Excerpted records:
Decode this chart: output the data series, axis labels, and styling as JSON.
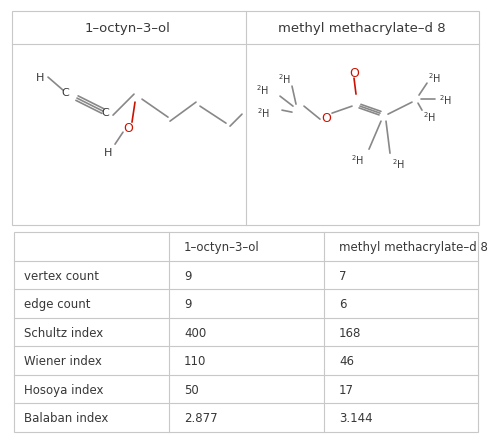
{
  "title_left": "1–octyn–3–ol",
  "title_right": "methyl methacrylate–d 8",
  "table_col0": [
    "",
    "vertex count",
    "edge count",
    "Schultz index",
    "Wiener index",
    "Hosoya index",
    "Balaban index"
  ],
  "table_col1": [
    "1–octyn–3–ol",
    "9",
    "9",
    "400",
    "110",
    "50",
    "2.877"
  ],
  "table_col2": [
    "methyl methacrylate–d 8",
    "7",
    "6",
    "168",
    "46",
    "17",
    "3.144"
  ],
  "bg_color": "#ffffff",
  "text_color": "#383838",
  "line_color": "#c8c8c8",
  "bond_color": "#888888",
  "o_color": "#cc1100",
  "font_size_title": 9.5,
  "font_size_table": 8.5,
  "font_size_atom": 8.0,
  "font_size_atom_o": 9.0,
  "font_size_h2": 7.0
}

Goal: Copy all of the entries verbatim, leaving out any pictures they contain.

Final result:
Decode this chart: output the data series, axis labels, and styling as JSON.
{
  "title_left": "1–octyn–3–ol",
  "title_right": "methyl methacrylate–d 8",
  "table_col0": [
    "",
    "vertex count",
    "edge count",
    "Schultz index",
    "Wiener index",
    "Hosoya index",
    "Balaban index"
  ],
  "table_col1": [
    "1–octyn–3–ol",
    "9",
    "9",
    "400",
    "110",
    "50",
    "2.877"
  ],
  "table_col2": [
    "methyl methacrylate–d 8",
    "7",
    "6",
    "168",
    "46",
    "17",
    "3.144"
  ],
  "bg_color": "#ffffff",
  "text_color": "#383838",
  "line_color": "#c8c8c8",
  "bond_color": "#888888",
  "o_color": "#cc1100",
  "font_size_title": 9.5,
  "font_size_table": 8.5,
  "font_size_atom": 8.0,
  "font_size_atom_o": 9.0,
  "font_size_h2": 7.0
}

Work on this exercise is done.